• WHAT IS REQUIRED: Go through the lines below and copy each one that holds the string "range".

• PROVIDED RECORDS:
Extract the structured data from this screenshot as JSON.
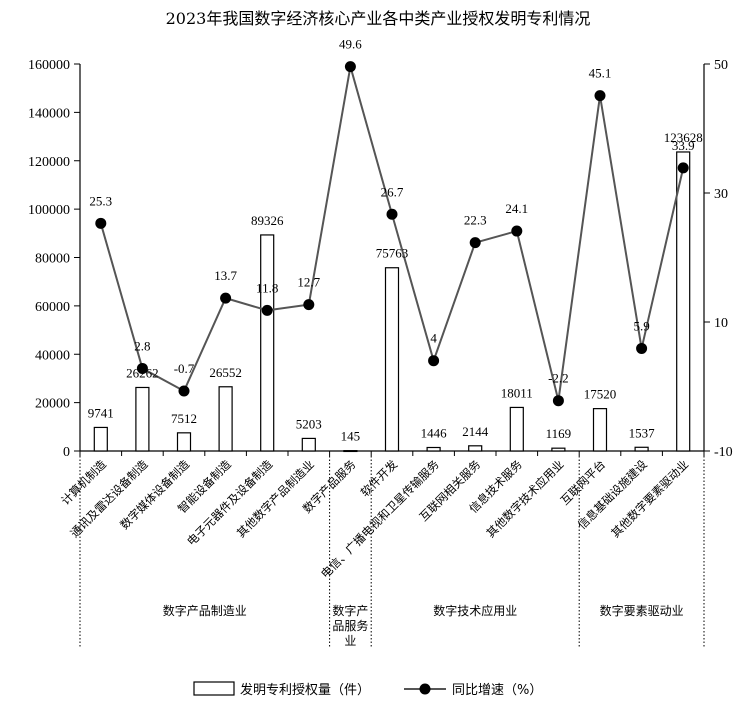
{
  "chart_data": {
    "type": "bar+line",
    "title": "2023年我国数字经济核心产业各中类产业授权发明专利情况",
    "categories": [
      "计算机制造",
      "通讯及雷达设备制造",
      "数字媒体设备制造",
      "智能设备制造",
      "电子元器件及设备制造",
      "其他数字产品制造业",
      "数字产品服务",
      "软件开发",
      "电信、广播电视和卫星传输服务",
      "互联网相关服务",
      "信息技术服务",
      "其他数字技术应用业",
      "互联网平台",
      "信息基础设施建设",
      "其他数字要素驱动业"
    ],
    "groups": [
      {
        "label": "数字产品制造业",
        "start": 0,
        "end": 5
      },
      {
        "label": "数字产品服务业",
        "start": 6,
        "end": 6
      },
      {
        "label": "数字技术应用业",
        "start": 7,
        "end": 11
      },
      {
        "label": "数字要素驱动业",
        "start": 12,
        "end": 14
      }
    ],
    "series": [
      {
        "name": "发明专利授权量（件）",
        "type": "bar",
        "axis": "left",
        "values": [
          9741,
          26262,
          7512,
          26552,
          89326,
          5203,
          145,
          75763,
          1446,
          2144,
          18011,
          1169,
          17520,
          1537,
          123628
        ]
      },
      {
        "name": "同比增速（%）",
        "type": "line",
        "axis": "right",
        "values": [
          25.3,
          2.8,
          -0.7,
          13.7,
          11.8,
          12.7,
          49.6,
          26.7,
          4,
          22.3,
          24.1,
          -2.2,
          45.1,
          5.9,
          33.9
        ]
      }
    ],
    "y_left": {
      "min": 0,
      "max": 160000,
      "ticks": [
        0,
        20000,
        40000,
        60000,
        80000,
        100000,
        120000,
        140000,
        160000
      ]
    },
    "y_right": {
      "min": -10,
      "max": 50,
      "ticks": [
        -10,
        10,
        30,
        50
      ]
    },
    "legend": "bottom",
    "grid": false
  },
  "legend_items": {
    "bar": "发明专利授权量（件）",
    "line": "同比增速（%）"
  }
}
...
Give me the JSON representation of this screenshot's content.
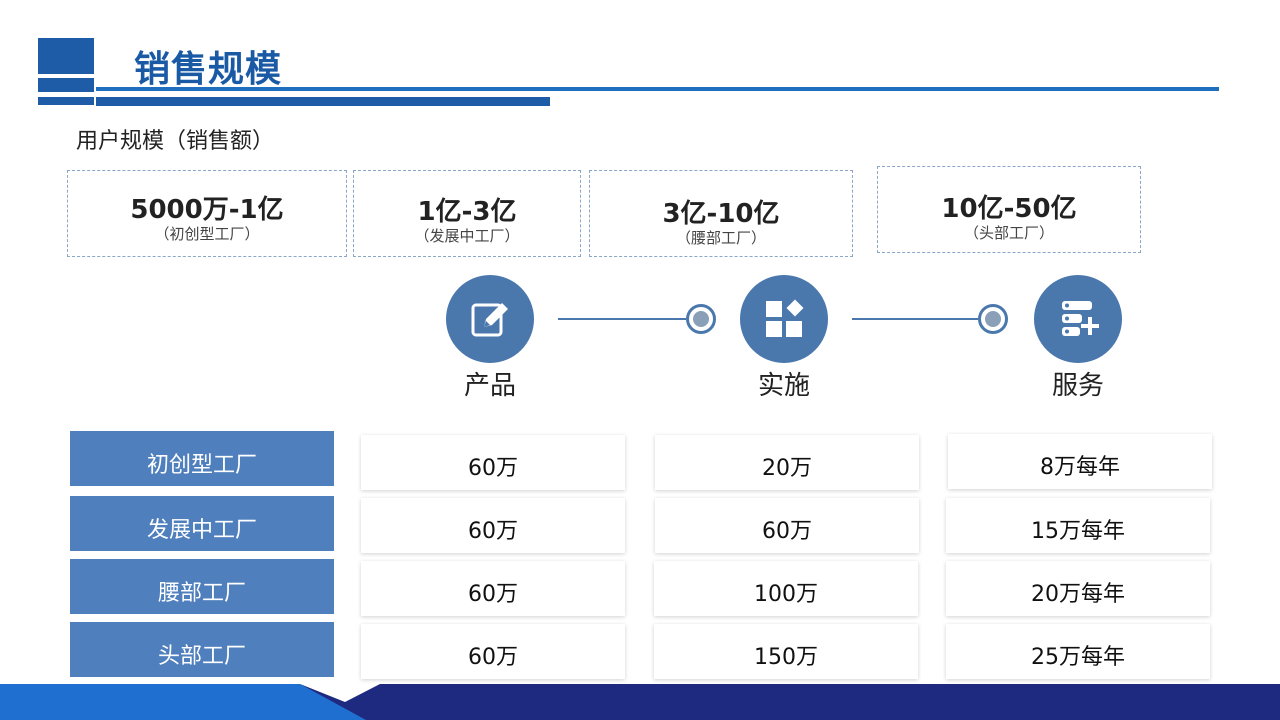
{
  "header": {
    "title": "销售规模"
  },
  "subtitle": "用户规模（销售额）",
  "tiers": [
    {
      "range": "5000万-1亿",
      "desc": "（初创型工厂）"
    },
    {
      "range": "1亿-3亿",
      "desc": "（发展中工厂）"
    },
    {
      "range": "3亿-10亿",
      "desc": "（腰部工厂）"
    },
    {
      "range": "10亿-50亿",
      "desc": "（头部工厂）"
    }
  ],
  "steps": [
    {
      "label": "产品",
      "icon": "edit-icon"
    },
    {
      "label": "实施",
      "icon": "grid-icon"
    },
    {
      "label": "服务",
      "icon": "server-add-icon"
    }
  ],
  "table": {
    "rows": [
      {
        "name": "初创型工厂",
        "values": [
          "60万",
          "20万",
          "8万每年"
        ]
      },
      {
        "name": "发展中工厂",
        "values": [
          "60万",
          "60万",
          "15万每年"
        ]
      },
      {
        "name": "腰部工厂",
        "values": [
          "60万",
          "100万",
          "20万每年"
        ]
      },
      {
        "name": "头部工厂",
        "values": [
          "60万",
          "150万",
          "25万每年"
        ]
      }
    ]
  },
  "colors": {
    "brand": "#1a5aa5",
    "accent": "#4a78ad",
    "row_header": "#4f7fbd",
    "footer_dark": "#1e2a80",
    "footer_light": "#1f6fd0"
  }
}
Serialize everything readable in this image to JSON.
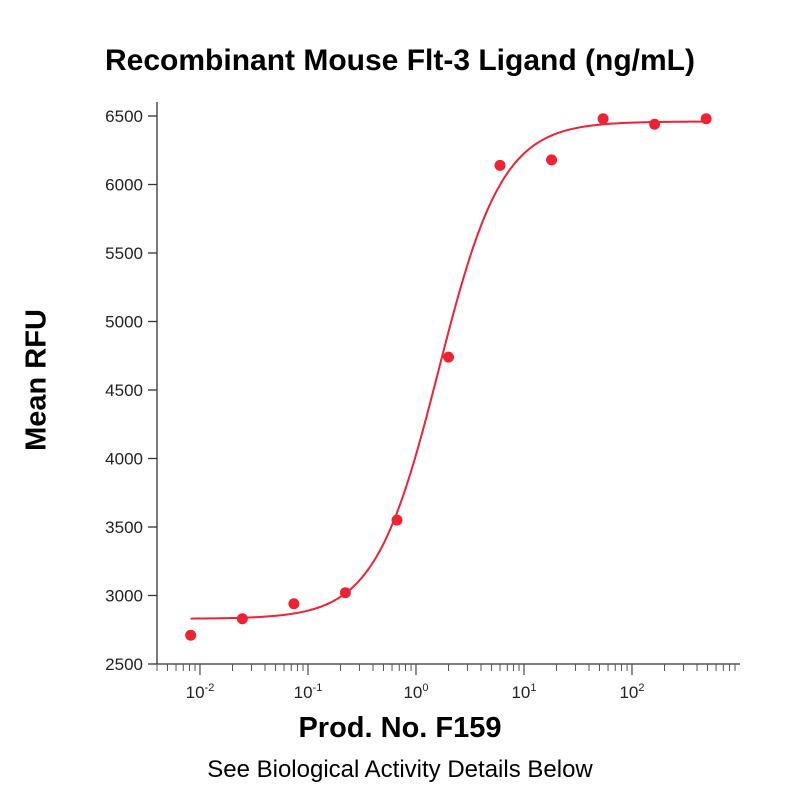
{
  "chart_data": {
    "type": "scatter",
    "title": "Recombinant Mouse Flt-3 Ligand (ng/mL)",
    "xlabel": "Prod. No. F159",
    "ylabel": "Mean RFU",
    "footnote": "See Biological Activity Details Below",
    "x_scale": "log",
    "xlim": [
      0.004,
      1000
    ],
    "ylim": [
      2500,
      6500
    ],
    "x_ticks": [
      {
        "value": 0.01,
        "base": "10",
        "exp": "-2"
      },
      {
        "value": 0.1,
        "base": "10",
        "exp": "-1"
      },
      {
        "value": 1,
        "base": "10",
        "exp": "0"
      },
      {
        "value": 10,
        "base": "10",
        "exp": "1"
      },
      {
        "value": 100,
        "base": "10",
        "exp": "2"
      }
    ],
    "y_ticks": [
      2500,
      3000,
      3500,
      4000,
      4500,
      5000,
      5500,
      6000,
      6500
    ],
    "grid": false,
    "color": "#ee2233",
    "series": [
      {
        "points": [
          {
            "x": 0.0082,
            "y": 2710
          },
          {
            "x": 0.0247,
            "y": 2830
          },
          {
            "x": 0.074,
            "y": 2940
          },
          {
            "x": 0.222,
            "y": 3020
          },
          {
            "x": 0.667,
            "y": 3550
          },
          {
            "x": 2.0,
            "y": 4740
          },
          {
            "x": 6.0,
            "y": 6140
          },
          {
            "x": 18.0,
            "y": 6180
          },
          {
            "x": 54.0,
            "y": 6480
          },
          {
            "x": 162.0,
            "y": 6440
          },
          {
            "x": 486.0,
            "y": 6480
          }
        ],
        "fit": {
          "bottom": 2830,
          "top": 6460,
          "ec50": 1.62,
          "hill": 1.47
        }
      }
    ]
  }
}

• COMPLETED TASK:
      "range": "5000万-1亿",
      "range": "1亿-3亿",
      "range": "3亿-10亿",
      "range": "10亿-50亿",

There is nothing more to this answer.